**Task set:**
- 1) In the Nancy Huston article, who supervised the master's thesis she wrote in Paris?
- 2) Please continue the Nancy Huston article from where it stops.

**Text provided:**
Segment Open
World Library  
Flag as Inappropriate
Email this Article

Nancy Huston

Article Id: WHEBN0000060690
Reproduction Date:

Title: Nancy Huston  
Author: World Heritage Encyclopedia
Language: English
Subject: The Frye Festival, Contemporary French literature, Atlantic Books, Scotiabank Giller Prize, 1999 in literature
Publisher: World Heritage Encyclopedia

Nancy Huston

Nancy Huston
Born (1953-09-16) 16 September 1953
Calgary, Canada
Occupation Novelist, translator
Nationality Canadian
Spouse Tzvetan Todorov

Nancy Louise Huston, OC (born September 16, 1953) is a Canadian-born novelist and essayist who writes primarily in French and translates her own works into English.[1]


Huston was born in Calgary, Alberta, in Canada, the city in which she lived until age fifteen, at which time her family moved to Wilton, New Hampshire, where she attended High Mowing School. She studied at Sarah Lawrence College in New York City, where she was given the opportunity to spend a year of her studies in Paris. Arriving in Paris in 1973, Huston obtained a Master's Degree from the École des hautes études en sciences sociales, writing a thesis on swear words under the supervision of Roland Barthes.[2]

After many years of marriage to Tzvetan Todorov, with whom she had two children, Huston now shares her life with Swiss painter Guy Oberson.
Segment Closed
**Excerpted records:**
Segment Open
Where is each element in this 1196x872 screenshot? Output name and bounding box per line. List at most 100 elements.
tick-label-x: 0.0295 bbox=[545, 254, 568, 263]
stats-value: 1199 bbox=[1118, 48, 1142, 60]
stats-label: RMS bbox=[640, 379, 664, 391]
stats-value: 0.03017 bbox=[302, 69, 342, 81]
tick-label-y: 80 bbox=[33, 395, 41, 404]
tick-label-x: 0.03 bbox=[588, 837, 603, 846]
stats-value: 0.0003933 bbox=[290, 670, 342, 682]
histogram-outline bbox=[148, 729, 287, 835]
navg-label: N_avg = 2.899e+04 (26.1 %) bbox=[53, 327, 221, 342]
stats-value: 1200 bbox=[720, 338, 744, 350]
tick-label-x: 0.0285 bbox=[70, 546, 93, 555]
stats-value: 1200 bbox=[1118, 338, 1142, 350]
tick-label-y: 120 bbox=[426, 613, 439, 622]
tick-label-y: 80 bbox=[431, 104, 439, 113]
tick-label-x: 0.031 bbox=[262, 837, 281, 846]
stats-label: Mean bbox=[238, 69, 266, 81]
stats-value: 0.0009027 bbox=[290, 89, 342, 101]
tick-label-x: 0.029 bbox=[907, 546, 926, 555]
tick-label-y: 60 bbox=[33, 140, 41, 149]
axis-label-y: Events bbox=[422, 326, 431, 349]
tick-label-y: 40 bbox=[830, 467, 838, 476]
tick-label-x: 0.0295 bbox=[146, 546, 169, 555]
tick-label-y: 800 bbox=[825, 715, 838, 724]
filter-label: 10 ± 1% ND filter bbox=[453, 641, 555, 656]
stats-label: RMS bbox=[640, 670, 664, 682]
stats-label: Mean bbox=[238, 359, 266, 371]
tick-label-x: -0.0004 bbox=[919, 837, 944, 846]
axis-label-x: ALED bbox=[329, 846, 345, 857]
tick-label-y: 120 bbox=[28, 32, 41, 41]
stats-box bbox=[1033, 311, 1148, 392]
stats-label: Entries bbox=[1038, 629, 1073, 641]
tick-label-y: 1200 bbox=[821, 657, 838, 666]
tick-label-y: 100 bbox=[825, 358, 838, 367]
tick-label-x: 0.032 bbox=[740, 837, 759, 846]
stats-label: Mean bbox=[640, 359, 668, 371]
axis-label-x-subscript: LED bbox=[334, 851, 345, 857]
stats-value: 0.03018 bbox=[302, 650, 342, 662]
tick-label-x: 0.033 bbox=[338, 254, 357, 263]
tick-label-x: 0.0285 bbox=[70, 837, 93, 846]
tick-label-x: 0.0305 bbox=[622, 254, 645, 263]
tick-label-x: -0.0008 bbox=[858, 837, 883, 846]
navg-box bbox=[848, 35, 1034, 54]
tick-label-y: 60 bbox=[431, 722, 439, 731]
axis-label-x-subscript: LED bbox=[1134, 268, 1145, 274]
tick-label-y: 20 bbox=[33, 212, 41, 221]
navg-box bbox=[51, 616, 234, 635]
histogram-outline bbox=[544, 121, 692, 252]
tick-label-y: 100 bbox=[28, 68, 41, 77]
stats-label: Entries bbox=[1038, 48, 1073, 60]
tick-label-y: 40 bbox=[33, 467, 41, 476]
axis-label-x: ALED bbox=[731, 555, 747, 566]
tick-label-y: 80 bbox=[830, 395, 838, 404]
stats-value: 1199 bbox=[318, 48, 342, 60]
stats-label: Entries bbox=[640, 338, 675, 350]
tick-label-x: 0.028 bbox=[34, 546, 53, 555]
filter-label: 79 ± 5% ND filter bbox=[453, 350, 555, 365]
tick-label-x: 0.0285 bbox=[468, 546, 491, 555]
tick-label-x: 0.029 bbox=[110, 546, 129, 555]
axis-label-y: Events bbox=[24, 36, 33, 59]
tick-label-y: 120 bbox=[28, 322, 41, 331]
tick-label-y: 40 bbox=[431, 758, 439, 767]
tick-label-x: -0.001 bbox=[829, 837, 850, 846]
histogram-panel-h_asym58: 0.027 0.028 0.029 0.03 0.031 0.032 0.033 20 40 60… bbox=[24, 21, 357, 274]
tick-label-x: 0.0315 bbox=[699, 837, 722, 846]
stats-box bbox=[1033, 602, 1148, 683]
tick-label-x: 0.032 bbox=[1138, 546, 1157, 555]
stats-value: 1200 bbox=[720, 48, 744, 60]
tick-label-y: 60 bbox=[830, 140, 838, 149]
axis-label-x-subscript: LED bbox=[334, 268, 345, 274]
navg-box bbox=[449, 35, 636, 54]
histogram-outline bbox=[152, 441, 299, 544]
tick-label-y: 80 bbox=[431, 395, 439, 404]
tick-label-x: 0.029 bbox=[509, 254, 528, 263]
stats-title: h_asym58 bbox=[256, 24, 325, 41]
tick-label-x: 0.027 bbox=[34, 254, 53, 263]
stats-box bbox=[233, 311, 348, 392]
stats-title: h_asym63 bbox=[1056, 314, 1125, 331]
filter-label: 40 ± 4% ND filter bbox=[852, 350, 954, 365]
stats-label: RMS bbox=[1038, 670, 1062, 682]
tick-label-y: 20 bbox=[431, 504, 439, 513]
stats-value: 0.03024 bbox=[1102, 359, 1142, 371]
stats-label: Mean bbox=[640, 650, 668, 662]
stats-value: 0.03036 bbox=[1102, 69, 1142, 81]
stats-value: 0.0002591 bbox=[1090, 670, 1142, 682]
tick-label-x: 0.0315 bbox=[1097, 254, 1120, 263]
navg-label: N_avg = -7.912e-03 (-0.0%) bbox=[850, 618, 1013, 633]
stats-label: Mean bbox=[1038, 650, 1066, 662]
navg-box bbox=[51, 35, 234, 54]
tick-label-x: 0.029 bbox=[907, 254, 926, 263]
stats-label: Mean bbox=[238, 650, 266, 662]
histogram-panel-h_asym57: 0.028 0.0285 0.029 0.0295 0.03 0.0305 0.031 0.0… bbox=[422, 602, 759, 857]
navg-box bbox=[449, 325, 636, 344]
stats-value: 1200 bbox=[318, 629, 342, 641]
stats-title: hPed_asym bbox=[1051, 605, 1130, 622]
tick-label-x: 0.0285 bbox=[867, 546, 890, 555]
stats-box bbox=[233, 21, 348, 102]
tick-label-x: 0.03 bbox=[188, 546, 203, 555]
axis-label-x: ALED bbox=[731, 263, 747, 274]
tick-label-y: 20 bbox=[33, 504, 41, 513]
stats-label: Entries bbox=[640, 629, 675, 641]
Segment Closed
**Solved problems:**
- 1) Roland Barthes

- 2)
Because French was a language acquired at school and university, Huston found that the combination of her eventual command of the language and her distance from it as a non-native speaker helped her to find her literary voice. Since 1980, Huston has published over 45 books of fiction and non-fiction, including theatre and children's books. Some of her publications are self-translations of previously published works. Essentially she writes in French and subsequently self-translates into English but Plainsong (1993) was written first in English and then self-translated to French as Cantique des plaines (1993) - it was, however, the French version which first found a publisher.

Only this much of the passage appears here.